### DATA SUPPLIED ###

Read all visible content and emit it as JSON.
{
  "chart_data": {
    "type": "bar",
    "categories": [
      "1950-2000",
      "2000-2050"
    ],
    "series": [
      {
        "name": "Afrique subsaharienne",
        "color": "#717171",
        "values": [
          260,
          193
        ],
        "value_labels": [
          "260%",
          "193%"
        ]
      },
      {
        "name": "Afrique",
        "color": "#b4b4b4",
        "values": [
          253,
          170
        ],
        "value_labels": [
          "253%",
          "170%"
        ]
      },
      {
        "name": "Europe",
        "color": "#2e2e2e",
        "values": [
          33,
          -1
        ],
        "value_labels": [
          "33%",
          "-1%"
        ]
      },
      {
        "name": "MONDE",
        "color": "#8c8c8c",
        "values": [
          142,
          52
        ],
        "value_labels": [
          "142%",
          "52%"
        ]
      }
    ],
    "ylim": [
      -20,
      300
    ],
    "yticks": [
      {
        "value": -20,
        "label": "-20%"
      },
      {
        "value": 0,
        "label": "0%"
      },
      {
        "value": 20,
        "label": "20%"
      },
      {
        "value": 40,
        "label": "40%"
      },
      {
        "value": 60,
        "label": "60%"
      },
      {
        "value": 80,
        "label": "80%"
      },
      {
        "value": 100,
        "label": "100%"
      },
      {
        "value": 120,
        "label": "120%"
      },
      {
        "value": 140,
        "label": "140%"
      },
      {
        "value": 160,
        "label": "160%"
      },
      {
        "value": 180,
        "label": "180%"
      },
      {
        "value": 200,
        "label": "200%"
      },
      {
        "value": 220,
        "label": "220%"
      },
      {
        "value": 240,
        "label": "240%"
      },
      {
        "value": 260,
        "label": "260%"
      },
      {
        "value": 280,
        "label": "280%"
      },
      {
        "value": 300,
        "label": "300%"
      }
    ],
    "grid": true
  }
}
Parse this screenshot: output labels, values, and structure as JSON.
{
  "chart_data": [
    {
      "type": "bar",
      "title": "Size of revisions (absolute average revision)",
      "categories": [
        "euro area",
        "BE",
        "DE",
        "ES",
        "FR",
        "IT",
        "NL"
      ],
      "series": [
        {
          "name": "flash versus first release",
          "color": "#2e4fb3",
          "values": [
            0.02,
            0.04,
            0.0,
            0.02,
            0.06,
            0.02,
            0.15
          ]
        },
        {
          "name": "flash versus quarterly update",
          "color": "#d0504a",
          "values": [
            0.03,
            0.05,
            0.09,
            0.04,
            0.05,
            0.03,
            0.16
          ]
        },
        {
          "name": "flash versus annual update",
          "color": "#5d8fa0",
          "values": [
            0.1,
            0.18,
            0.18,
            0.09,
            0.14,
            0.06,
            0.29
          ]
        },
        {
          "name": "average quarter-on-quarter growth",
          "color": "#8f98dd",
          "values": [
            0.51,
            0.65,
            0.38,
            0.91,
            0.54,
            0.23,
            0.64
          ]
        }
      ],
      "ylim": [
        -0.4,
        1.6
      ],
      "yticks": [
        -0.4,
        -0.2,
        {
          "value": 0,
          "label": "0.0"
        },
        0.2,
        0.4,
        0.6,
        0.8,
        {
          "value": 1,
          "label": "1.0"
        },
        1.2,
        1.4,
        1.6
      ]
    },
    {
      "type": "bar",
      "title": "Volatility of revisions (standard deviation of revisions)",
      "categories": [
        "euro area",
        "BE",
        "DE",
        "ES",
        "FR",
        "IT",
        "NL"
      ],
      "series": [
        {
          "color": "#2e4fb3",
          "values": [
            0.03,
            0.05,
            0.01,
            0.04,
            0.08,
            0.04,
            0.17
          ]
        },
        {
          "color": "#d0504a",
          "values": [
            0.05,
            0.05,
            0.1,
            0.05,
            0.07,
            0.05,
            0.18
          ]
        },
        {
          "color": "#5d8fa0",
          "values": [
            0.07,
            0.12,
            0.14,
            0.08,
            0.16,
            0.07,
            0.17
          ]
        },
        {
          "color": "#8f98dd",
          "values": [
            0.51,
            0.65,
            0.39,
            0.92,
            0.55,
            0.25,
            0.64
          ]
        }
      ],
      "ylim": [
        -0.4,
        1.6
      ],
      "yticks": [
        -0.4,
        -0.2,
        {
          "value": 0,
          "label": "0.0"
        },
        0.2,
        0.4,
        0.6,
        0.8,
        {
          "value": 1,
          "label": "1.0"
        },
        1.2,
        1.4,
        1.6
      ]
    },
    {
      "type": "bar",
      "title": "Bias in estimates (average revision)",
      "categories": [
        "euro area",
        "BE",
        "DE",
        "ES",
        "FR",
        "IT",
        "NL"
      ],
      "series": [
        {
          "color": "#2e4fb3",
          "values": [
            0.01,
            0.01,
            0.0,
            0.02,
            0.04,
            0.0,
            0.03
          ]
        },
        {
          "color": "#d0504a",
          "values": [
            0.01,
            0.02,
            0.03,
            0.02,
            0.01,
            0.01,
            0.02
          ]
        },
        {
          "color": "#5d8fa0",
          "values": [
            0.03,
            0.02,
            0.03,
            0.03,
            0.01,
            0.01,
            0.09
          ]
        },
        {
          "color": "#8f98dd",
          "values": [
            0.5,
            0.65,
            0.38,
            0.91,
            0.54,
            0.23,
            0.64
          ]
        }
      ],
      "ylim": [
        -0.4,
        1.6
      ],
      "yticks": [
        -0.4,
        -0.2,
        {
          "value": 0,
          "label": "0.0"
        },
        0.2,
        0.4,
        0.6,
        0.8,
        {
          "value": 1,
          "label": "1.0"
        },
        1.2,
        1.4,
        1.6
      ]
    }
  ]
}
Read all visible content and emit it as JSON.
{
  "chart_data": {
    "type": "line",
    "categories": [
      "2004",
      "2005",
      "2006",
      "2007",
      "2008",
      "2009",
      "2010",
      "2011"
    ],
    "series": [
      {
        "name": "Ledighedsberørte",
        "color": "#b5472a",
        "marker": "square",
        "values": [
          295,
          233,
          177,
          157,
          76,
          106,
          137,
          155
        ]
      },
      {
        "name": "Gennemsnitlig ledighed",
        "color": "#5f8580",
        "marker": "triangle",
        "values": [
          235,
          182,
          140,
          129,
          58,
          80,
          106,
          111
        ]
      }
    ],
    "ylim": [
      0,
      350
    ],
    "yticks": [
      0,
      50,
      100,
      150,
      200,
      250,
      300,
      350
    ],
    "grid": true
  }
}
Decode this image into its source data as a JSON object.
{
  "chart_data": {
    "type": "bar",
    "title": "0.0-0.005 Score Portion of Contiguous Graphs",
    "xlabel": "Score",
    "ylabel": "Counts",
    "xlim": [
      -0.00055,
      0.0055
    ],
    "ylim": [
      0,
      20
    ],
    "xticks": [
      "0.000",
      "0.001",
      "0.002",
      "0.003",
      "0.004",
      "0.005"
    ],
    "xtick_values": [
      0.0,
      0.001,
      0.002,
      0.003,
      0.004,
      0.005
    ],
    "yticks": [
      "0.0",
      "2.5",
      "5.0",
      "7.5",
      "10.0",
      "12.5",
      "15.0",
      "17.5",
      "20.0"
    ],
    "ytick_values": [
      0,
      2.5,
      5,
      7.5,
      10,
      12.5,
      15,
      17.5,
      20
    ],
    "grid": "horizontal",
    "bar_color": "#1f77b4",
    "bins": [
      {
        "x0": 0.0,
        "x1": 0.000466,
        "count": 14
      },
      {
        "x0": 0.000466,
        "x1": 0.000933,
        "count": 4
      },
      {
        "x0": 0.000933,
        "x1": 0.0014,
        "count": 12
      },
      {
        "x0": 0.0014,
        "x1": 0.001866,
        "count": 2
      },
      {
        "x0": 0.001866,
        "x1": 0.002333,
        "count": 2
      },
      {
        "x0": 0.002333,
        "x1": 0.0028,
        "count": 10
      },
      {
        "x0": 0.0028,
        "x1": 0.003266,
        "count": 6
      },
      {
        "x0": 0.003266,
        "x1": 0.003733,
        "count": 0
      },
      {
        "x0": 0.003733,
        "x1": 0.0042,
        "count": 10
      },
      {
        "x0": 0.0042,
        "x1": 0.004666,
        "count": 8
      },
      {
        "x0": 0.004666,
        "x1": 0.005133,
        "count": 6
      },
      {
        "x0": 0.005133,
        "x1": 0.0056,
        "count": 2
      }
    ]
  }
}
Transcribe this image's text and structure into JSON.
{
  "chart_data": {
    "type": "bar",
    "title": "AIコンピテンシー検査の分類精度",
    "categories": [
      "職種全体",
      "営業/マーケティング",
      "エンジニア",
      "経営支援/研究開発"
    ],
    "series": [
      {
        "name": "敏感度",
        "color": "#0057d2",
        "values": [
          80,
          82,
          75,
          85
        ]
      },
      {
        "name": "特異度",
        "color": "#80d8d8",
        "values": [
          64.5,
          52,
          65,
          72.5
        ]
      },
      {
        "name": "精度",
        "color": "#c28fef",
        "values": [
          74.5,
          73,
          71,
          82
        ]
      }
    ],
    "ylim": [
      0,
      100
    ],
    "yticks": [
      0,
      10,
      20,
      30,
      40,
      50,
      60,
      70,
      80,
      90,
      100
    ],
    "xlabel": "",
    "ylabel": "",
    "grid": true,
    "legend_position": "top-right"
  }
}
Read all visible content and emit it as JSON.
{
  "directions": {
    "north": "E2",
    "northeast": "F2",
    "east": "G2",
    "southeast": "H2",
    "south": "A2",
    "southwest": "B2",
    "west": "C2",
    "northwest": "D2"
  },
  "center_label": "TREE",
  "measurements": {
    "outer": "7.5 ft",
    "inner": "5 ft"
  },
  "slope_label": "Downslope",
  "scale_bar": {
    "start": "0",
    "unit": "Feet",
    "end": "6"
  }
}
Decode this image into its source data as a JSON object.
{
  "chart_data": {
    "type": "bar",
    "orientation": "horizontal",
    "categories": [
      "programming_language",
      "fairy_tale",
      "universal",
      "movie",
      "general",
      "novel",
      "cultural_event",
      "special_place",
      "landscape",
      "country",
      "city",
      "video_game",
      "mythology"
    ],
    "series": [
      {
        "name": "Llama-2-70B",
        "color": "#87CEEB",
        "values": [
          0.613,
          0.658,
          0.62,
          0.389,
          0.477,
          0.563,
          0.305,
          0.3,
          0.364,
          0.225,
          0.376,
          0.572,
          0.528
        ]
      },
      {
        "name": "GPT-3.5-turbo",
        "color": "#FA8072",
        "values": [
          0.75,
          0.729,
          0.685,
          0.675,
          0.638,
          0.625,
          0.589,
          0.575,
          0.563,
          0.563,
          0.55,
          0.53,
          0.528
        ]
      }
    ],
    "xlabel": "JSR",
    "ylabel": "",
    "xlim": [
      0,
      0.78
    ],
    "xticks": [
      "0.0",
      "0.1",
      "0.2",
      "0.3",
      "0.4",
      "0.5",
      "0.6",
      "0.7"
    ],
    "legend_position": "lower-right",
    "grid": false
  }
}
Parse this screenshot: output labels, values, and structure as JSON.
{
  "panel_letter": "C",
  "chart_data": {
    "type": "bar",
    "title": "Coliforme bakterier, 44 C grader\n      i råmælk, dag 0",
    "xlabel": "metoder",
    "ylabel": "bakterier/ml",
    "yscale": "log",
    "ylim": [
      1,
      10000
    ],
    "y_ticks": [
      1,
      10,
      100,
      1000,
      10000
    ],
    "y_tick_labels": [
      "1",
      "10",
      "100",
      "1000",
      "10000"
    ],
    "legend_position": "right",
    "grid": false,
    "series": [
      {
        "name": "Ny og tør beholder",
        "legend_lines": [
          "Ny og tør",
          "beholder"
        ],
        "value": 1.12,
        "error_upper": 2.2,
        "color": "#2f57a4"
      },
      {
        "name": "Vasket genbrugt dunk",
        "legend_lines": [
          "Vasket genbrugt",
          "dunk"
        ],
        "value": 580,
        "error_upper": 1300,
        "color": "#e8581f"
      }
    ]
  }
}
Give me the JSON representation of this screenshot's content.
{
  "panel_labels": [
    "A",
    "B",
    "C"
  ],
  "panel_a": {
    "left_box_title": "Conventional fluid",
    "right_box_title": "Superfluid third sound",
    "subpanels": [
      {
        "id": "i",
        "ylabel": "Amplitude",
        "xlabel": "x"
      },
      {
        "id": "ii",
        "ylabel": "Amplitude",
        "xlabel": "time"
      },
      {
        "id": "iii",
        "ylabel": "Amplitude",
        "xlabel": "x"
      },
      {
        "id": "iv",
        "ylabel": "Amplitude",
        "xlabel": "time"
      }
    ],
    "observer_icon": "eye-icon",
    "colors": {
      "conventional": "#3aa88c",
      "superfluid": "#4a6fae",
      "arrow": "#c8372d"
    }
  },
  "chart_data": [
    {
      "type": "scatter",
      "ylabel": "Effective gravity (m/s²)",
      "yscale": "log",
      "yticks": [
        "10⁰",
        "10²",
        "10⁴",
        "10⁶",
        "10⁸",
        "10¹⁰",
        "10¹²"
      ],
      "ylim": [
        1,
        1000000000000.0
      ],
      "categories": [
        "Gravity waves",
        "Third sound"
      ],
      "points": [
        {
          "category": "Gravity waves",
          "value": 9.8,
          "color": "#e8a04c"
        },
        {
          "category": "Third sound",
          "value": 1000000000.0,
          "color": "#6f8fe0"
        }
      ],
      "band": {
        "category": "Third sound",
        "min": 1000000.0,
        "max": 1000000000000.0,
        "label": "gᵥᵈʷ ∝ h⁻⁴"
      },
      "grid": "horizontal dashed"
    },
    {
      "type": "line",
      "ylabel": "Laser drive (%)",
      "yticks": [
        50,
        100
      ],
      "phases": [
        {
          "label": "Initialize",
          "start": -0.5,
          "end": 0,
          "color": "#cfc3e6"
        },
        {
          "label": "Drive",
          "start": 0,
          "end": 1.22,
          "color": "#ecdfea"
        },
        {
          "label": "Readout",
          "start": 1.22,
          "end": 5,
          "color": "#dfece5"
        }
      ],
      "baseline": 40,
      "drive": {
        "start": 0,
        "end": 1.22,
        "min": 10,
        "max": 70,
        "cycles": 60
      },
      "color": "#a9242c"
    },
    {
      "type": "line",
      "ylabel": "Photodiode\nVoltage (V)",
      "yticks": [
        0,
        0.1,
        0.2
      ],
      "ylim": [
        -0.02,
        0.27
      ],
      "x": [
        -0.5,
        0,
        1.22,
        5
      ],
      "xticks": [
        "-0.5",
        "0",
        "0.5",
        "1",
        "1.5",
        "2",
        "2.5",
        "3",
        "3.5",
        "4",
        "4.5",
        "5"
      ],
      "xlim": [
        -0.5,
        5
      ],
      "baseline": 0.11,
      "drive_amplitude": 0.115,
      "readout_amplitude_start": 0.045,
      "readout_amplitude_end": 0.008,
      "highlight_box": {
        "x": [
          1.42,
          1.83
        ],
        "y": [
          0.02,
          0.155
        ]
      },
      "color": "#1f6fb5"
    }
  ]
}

###

## TASK INSTRUCTIONS:
Leave out every line without the string "average" and copy the rest.

## SOLUTION FOR THIS PROBLEM:
      "title": "Size of revisions (absolute average revision)",
          "name": "average quarter-on-quarter growth",
      "title": "Bias in estimates (average revision)",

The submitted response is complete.